* _TASK INSTRUCTIONS_: Find the line that contains "Reverse-engineer this chart into JSON.". Repeat that line and all lines following it, exactly, through the end of the listing below.

* _INFORMATION PROVIDED_:
┄┄┄┄┄┄┄┄┄┄┄┄┄┄┄┄┄┄┄┄

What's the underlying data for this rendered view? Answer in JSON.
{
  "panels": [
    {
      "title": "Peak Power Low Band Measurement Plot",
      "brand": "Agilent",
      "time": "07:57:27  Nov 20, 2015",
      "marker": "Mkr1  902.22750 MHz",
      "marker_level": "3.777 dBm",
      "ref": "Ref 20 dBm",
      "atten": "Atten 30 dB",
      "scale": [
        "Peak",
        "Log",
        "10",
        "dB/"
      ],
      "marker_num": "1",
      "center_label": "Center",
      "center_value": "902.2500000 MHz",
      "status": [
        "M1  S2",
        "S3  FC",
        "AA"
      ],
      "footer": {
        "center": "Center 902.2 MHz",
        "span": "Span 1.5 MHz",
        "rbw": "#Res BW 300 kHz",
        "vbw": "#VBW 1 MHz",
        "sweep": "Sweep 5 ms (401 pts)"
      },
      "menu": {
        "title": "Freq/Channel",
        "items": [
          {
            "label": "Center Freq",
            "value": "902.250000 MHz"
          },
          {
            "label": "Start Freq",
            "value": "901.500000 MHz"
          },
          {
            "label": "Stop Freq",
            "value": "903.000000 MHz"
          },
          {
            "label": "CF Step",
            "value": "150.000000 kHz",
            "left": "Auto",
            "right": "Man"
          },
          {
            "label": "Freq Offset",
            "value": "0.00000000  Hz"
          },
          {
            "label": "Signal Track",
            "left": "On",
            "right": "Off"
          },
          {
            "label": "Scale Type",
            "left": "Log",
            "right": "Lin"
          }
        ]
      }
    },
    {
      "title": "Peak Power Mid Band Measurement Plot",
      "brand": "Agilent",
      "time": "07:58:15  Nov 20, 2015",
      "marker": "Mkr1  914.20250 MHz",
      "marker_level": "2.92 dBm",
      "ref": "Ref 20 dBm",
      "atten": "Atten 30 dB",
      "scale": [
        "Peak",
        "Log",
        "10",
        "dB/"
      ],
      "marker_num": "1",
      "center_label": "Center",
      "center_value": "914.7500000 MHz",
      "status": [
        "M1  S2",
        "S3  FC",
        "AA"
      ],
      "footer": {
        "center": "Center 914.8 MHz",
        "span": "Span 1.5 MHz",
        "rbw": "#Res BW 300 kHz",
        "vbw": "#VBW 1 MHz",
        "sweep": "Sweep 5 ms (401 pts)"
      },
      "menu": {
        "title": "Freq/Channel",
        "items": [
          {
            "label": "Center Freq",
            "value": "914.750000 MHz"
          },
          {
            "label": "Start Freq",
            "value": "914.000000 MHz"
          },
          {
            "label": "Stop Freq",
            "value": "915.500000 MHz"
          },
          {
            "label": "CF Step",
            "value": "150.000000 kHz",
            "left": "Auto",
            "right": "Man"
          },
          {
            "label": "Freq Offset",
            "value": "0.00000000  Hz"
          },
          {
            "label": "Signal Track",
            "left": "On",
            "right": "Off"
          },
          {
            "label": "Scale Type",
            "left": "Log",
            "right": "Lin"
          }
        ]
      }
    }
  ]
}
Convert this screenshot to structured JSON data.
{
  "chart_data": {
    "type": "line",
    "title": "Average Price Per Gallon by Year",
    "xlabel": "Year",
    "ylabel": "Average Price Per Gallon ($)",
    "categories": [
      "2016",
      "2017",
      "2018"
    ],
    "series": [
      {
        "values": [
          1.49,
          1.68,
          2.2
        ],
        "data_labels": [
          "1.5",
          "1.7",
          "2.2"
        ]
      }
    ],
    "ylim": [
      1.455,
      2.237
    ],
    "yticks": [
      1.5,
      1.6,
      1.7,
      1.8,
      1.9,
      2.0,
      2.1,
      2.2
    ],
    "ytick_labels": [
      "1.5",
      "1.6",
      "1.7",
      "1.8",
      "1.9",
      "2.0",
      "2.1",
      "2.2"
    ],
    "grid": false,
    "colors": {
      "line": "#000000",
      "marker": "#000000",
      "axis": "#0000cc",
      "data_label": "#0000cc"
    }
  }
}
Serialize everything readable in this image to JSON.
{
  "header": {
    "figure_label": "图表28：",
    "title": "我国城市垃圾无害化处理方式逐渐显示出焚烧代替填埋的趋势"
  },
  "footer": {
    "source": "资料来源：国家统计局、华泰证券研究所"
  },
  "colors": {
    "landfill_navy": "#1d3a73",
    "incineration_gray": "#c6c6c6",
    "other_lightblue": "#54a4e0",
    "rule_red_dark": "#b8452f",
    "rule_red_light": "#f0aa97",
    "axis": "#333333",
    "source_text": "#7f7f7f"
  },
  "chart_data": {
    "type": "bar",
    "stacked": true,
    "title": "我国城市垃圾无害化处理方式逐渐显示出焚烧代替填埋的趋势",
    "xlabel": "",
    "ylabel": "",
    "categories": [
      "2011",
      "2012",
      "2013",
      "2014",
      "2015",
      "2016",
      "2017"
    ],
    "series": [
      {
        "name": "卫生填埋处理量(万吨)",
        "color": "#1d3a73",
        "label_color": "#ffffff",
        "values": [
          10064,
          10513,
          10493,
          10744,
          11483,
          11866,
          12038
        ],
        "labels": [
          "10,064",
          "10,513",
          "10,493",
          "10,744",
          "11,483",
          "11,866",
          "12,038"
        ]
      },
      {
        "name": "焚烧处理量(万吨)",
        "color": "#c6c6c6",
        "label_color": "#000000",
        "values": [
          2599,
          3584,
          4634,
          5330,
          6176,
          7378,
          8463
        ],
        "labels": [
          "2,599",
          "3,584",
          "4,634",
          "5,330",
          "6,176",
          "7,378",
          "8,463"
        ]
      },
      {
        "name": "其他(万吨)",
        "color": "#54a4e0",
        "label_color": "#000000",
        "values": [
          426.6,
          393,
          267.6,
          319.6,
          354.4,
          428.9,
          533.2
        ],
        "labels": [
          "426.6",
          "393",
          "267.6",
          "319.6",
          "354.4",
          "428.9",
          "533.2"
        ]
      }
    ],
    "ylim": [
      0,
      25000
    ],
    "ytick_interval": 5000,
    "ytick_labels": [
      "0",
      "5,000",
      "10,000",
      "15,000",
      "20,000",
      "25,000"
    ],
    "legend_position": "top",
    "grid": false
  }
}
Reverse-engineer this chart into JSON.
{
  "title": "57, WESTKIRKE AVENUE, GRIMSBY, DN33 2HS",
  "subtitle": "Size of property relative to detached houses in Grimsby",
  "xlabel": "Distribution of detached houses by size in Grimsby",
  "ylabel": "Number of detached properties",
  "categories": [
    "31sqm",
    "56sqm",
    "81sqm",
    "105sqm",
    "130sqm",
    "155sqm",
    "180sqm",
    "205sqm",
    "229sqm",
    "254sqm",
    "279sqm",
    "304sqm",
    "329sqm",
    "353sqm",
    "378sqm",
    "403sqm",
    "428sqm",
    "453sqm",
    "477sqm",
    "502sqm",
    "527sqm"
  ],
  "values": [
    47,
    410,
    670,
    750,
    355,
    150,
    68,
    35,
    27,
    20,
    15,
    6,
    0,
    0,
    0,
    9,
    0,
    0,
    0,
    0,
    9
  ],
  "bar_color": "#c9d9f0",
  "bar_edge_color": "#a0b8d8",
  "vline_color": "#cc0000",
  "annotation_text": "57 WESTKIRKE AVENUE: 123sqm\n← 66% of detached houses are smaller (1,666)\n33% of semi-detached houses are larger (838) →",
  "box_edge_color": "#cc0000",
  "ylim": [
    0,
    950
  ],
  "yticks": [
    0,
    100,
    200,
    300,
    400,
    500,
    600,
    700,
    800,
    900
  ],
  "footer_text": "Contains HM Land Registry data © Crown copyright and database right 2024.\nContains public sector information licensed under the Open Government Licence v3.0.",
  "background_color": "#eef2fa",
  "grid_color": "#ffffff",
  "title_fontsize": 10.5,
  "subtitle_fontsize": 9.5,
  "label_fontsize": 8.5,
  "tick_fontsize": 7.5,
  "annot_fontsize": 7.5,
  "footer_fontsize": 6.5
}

┄┄┄┄┄┄┄┄┄┄┄┄┄┄┄┄┄┄┄┄

* _CORRECT RESPONSE_:
Reverse-engineer this chart into JSON.
{
  "title": "57, WESTKIRKE AVENUE, GRIMSBY, DN33 2HS",
  "subtitle": "Size of property relative to detached houses in Grimsby",
  "xlabel": "Distribution of detached houses by size in Grimsby",
  "ylabel": "Number of detached properties",
  "categories": [
    "31sqm",
    "56sqm",
    "81sqm",
    "105sqm",
    "130sqm",
    "155sqm",
    "180sqm",
    "205sqm",
    "229sqm",
    "254sqm",
    "279sqm",
    "304sqm",
    "329sqm",
    "353sqm",
    "378sqm",
    "403sqm",
    "428sqm",
    "453sqm",
    "477sqm",
    "502sqm",
    "527sqm"
  ],
  "values": [
    47,
    410,
    670,
    750,
    355,
    150,
    68,
    35,
    27,
    20,
    15,
    6,
    0,
    0,
    0,
    9,
    0,
    0,
    0,
    0,
    9
  ],
  "bar_color": "#c9d9f0",
  "bar_edge_color": "#a0b8d8",
  "vline_color": "#cc0000",
  "annotation_text": "57 WESTKIRKE AVENUE: 123sqm\n← 66% of detached houses are smaller (1,666)\n33% of semi-detached houses are larger (838) →",
  "box_edge_color": "#cc0000",
  "ylim": [
    0,
    950
  ],
  "yticks": [
    0,
    100,
    200,
    300,
    400,
    500,
    600,
    700,
    800,
    900
  ],
  "footer_text": "Contains HM Land Registry data © Crown copyright and database right 2024.\nContains public sector information licensed under the Open Government Licence v3.0.",
  "background_color": "#eef2fa",
  "grid_color": "#ffffff",
  "title_fontsize": 10.5,
  "subtitle_fontsize": 9.5,
  "label_fontsize": 8.5,
  "tick_fontsize": 7.5,
  "annot_fontsize": 7.5,
  "footer_fontsize": 6.5
}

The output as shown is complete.